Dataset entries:
+===+

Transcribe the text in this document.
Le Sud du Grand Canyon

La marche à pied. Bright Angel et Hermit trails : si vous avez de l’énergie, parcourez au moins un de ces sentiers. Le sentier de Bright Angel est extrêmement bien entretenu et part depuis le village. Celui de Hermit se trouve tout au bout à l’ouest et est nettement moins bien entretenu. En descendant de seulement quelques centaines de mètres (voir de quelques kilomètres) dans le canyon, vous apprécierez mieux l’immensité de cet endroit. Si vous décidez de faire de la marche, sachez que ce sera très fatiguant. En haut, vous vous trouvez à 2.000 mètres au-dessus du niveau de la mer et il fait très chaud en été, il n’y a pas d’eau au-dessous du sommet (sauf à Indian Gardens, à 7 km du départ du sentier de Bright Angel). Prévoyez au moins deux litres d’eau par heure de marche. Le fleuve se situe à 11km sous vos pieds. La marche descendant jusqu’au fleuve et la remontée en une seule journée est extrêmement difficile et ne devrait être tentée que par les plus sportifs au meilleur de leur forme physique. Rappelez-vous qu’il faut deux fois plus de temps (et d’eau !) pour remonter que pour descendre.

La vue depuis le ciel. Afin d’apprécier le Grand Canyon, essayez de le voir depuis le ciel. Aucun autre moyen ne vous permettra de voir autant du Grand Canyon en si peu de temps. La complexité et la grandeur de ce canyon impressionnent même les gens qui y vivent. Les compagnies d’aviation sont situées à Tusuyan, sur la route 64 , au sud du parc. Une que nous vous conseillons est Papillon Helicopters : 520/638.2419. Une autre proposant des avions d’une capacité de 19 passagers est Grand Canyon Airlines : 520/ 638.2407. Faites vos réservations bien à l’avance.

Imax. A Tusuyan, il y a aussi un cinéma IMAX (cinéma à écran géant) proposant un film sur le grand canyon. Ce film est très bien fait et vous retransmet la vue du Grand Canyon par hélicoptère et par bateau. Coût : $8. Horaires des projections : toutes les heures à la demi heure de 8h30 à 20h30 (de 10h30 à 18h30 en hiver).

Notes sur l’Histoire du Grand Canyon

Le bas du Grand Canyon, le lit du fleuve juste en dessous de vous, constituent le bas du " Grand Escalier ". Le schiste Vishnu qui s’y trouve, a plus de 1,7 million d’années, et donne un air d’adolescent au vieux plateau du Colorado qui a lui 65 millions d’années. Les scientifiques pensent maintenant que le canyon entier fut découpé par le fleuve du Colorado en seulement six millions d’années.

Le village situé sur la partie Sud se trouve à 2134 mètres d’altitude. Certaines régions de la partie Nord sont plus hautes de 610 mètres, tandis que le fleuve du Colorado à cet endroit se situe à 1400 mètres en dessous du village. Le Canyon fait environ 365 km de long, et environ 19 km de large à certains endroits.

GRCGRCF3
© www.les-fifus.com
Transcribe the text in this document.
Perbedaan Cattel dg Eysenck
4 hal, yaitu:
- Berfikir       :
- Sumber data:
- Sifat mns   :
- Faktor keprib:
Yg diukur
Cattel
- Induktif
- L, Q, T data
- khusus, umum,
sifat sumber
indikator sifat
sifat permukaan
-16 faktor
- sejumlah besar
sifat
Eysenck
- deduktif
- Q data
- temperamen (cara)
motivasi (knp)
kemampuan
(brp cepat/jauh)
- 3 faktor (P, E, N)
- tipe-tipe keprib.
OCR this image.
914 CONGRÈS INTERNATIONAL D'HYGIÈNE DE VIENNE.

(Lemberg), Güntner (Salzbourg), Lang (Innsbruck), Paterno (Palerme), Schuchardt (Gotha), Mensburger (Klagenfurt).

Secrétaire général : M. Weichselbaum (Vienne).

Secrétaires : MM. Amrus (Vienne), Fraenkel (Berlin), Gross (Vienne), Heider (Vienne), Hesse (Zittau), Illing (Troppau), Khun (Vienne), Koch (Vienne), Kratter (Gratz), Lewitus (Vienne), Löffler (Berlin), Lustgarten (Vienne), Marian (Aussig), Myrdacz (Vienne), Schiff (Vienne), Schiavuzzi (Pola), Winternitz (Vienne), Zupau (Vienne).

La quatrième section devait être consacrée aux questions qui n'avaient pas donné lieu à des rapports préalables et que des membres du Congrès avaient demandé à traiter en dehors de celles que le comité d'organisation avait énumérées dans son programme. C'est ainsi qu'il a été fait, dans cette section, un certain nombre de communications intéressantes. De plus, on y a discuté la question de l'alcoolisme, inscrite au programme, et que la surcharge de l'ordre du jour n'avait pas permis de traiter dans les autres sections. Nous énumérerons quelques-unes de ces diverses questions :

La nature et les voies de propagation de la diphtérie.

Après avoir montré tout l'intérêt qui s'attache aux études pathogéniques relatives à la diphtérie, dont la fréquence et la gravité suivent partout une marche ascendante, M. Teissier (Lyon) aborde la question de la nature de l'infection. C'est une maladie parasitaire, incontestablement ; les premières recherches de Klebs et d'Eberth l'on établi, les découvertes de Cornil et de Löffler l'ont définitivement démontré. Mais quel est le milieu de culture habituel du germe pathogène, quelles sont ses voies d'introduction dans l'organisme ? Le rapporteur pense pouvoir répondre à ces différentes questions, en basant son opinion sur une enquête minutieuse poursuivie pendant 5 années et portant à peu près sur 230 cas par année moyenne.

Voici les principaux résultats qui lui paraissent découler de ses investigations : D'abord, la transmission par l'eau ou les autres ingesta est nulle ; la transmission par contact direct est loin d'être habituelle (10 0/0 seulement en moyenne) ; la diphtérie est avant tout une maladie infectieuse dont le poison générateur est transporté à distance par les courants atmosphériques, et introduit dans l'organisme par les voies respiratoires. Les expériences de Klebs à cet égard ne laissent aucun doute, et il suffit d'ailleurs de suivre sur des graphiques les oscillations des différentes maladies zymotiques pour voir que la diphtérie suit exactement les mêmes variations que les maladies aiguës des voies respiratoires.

+===+

SET TASK: Would you restate each of the entries word for word?

CORRECT RESPONSE:
Transcribe the text in this document.
Le Sud du Grand Canyon

La marche à pied. Bright Angel et Hermit trails : si vous avez de l’énergie, parcourez au moins un de ces sentiers. Le sentier de Bright Angel est extrêmement bien entretenu et part depuis le village. Celui de Hermit se trouve tout au bout à l’ouest et est nettement moins bien entretenu. En descendant de seulement quelques centaines de mètres (voir de quelques kilomètres) dans le canyon, vous apprécierez mieux l’immensité de cet endroit. Si vous décidez de faire de la marche, sachez que ce sera très fatiguant. En haut, vous vous trouvez à 2.000 mètres au-dessus du niveau de la mer et il fait très chaud en été, il n’y a pas d’eau au-dessous du sommet (sauf à Indian Gardens, à 7 km du départ du sentier de Bright Angel). Prévoyez au moins deux litres d’eau par heure de marche. Le fleuve se situe à 11km sous vos pieds. La marche descendant jusqu’au fleuve et la remontée en une seule journée est extrêmement difficile et ne devrait être tentée que par les plus sportifs au meilleur de leur forme physique. Rappelez-vous qu’il faut deux fois plus de temps (et d’eau !) pour remonter que pour descendre.

La vue depuis le ciel. Afin d’apprécier le Grand Canyon, essayez de le voir depuis le ciel. Aucun autre moyen ne vous permettra de voir autant du Grand Canyon en si peu de temps. La complexité et la grandeur de ce canyon impressionnent même les gens qui y vivent. Les compagnies d’aviation sont situées à Tusuyan, sur la route 64 , au sud du parc. Une que nous vous conseillons est Papillon Helicopters : 520/638.2419. Une autre proposant des avions d’une capacité de 19 passagers est Grand Canyon Airlines : 520/ 638.2407. Faites vos réservations bien à l’avance.

Imax. A Tusuyan, il y a aussi un cinéma IMAX (cinéma à écran géant) proposant un film sur le grand canyon. Ce film est très bien fait et vous retransmet la vue du Grand Canyon par hélicoptère et par bateau. Coût : $8. Horaires des projections : toutes les heures à la demi heure de 8h30 à 20h30 (de 10h30 à 18h30 en hiver).

Notes sur l’Histoire du Grand Canyon

Le bas du Grand Canyon, le lit du fleuve juste en dessous de vous, constituent le bas du " Grand Escalier ". Le schiste Vishnu qui s’y trouve, a plus de 1,7 million d’années, et donne un air d’adolescent au vieux plateau du Colorado qui a lui 65 millions d’années. Les scientifiques pensent maintenant que le canyon entier fut découpé par le fleuve du Colorado en seulement six millions d’années.

Le village situé sur la partie Sud se trouve à 2134 mètres d’altitude. Certaines régions de la partie Nord sont plus hautes de 610 mètres, tandis que le fleuve du Colorado à cet endroit se situe à 1400 mètres en dessous du village. Le Canyon fait environ 365 km de long, et environ 19 km de large à certains endroits.

GRCGRCF3
© www.les-fifus.com
Transcribe the text in this document.
Perbedaan Cattel dg Eysenck
4 hal, yaitu:
- Berfikir       :
- Sumber data:
- Sifat mns   :
- Faktor keprib:
Yg diukur
Cattel
- Induktif
- L, Q, T data
- khusus, umum,
sifat sumber
indikator sifat
sifat permukaan
-16 faktor
- sejumlah besar
sifat
Eysenck
- deduktif
- Q data
- temperamen (cara)
motivasi (knp)
kemampuan
(brp cepat/jauh)
- 3 faktor (P, E, N)
- tipe-tipe keprib.
OCR this image.
914 CONGRÈS INTERNATIONAL D'HYGIÈNE DE VIENNE.

(Lemberg), Güntner (Salzbourg), Lang (Innsbruck), Paterno (Palerme), Schuchardt (Gotha), Mensburger (Klagenfurt).

Secrétaire général : M. Weichselbaum (Vienne).

Secrétaires : MM. Amrus (Vienne), Fraenkel (Berlin), Gross (Vienne), Heider (Vienne), Hesse (Zittau), Illing (Troppau), Khun (Vienne), Koch (Vienne), Kratter (Gratz), Lewitus (Vienne), Löffler (Berlin), Lustgarten (Vienne), Marian (Aussig), Myrdacz (Vienne), Schiff (Vienne), Schiavuzzi (Pola), Winternitz (Vienne), Zupau (Vienne).

La quatrième section devait être consacrée aux questions qui n'avaient pas donné lieu à des rapports préalables et que des membres du Congrès avaient demandé à traiter en dehors de celles que le comité d'organisation avait énumérées dans son programme. C'est ainsi qu'il a été fait, dans cette section, un certain nombre de communications intéressantes. De plus, on y a discuté la question de l'alcoolisme, inscrite au programme, et que la surcharge de l'ordre du jour n'avait pas permis de traiter dans les autres sections. Nous énumérerons quelques-unes de ces diverses questions :

La nature et les voies de propagation de la diphtérie.

Après avoir montré tout l'intérêt qui s'attache aux études pathogéniques relatives à la diphtérie, dont la fréquence et la gravité suivent partout une marche ascendante, M. Teissier (Lyon) aborde la question de la nature de l'infection. C'est une maladie parasitaire, incontestablement ; les premières recherches de Klebs et d'Eberth l'on établi, les découvertes de Cornil et de Löffler l'ont définitivement démontré. Mais quel est le milieu de culture habituel du germe pathogène, quelles sont ses voies d'introduction dans l'organisme ? Le rapporteur pense pouvoir répondre à ces différentes questions, en basant son opinion sur une enquête minutieuse poursuivie pendant 5 années et portant à peu près sur 230 cas par année moyenne.

Voici les principaux résultats qui lui paraissent découler de ses investigations : D'abord, la transmission par l'eau ou les autres ingesta est nulle ; la transmission par contact direct est loin d'être habituelle (10 0/0 seulement en moyenne) ; la diphtérie est avant tout une maladie infectieuse dont le poison générateur est transporté à distance par les courants atmosphériques, et introduit dans l'organisme par les voies respiratoires. Les expériences de Klebs à cet égard ne laissent aucun doute, et il suffit d'ailleurs de suivre sur des graphiques les oscillations des différentes maladies zymotiques pour voir que la diphtérie suit exactement les mêmes variations que les maladies aiguës des voies respiratoires.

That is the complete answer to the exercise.